Could you transcribe the material below exactly, without leaving out a single line?

----------------------------------------

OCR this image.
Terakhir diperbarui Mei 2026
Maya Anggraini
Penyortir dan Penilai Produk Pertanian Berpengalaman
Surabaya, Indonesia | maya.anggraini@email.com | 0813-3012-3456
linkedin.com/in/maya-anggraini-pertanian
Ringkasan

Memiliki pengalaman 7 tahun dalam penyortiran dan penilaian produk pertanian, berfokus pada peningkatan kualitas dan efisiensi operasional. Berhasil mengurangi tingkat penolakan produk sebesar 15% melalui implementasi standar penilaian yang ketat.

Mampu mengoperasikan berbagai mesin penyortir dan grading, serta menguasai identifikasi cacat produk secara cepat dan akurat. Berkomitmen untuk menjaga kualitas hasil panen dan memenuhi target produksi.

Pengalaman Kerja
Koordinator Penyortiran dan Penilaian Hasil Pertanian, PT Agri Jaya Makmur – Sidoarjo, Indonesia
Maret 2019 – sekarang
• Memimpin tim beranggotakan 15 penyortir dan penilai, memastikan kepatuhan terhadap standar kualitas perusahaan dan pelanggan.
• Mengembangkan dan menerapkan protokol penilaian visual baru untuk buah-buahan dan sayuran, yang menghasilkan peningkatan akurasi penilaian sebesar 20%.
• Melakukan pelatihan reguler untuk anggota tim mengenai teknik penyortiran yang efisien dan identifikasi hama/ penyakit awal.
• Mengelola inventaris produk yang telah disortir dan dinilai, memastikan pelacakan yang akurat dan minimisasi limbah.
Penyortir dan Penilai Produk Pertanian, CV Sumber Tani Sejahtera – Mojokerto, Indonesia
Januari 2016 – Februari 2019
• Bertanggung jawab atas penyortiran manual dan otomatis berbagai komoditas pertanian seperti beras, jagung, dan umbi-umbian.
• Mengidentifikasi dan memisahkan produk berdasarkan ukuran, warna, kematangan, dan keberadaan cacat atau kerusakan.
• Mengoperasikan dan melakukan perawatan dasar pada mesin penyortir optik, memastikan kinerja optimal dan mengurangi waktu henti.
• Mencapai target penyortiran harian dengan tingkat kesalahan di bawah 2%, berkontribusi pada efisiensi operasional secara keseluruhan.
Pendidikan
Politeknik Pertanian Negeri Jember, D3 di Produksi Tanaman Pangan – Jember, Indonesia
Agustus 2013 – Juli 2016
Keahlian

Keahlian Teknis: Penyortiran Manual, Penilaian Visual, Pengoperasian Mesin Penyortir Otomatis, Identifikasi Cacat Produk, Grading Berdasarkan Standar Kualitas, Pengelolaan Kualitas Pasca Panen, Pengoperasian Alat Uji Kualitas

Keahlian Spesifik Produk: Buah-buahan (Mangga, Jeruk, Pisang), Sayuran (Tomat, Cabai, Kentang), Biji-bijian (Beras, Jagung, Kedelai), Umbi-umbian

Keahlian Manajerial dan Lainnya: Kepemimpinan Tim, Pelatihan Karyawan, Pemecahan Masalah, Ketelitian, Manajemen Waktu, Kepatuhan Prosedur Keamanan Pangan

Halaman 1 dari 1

----------------------------------------

### [The answer]
OCR this image.
Terakhir diperbarui Mei 2026
Maya Anggraini
Penyortir dan Penilai Produk Pertanian Berpengalaman
Surabaya, Indonesia | maya.anggraini@email.com | 0813-3012-3456
linkedin.com/in/maya-anggraini-pertanian
Ringkasan

Memiliki pengalaman 7 tahun dalam penyortiran dan penilaian produk pertanian, berfokus pada peningkatan kualitas dan efisiensi operasional. Berhasil mengurangi tingkat penolakan produk sebesar 15% melalui implementasi standar penilaian yang ketat.

Mampu mengoperasikan berbagai mesin penyortir dan grading, serta menguasai identifikasi cacat produk secara cepat dan akurat. Berkomitmen untuk menjaga kualitas hasil panen dan memenuhi target produksi.

Pengalaman Kerja
Koordinator Penyortiran dan Penilaian Hasil Pertanian, PT Agri Jaya Makmur – Sidoarjo, Indonesia
Maret 2019 – sekarang
• Memimpin tim beranggotakan 15 penyortir dan penilai, memastikan kepatuhan terhadap standar kualitas perusahaan dan pelanggan.
• Mengembangkan dan menerapkan protokol penilaian visual baru untuk buah-buahan dan sayuran, yang menghasilkan peningkatan akurasi penilaian sebesar 20%.
• Melakukan pelatihan reguler untuk anggota tim mengenai teknik penyortiran yang efisien dan identifikasi hama/ penyakit awal.
• Mengelola inventaris produk yang telah disortir dan dinilai, memastikan pelacakan yang akurat dan minimisasi limbah.
Penyortir dan Penilai Produk Pertanian, CV Sumber Tani Sejahtera – Mojokerto, Indonesia
Januari 2016 – Februari 2019
• Bertanggung jawab atas penyortiran manual dan otomatis berbagai komoditas pertanian seperti beras, jagung, dan umbi-umbian.
• Mengidentifikasi dan memisahkan produk berdasarkan ukuran, warna, kematangan, dan keberadaan cacat atau kerusakan.
• Mengoperasikan dan melakukan perawatan dasar pada mesin penyortir optik, memastikan kinerja optimal dan mengurangi waktu henti.
• Mencapai target penyortiran harian dengan tingkat kesalahan di bawah 2%, berkontribusi pada efisiensi operasional secara keseluruhan.
Pendidikan
Politeknik Pertanian Negeri Jember, D3 di Produksi Tanaman Pangan – Jember, Indonesia
Agustus 2013 – Juli 2016
Keahlian

Keahlian Teknis: Penyortiran Manual, Penilaian Visual, Pengoperasian Mesin Penyortir Otomatis, Identifikasi Cacat Produk, Grading Berdasarkan Standar Kualitas, Pengelolaan Kualitas Pasca Panen, Pengoperasian Alat Uji Kualitas

Keahlian Spesifik Produk: Buah-buahan (Mangga, Jeruk, Pisang), Sayuran (Tomat, Cabai, Kentang), Biji-bijian (Beras, Jagung, Kedelai), Umbi-umbian

Keahlian Manajerial dan Lainnya: Kepemimpinan Tim, Pelatihan Karyawan, Pemecahan Masalah, Ketelitian, Manajemen Waktu, Kepatuhan Prosedur Keamanan Pangan

Halaman 1 dari 1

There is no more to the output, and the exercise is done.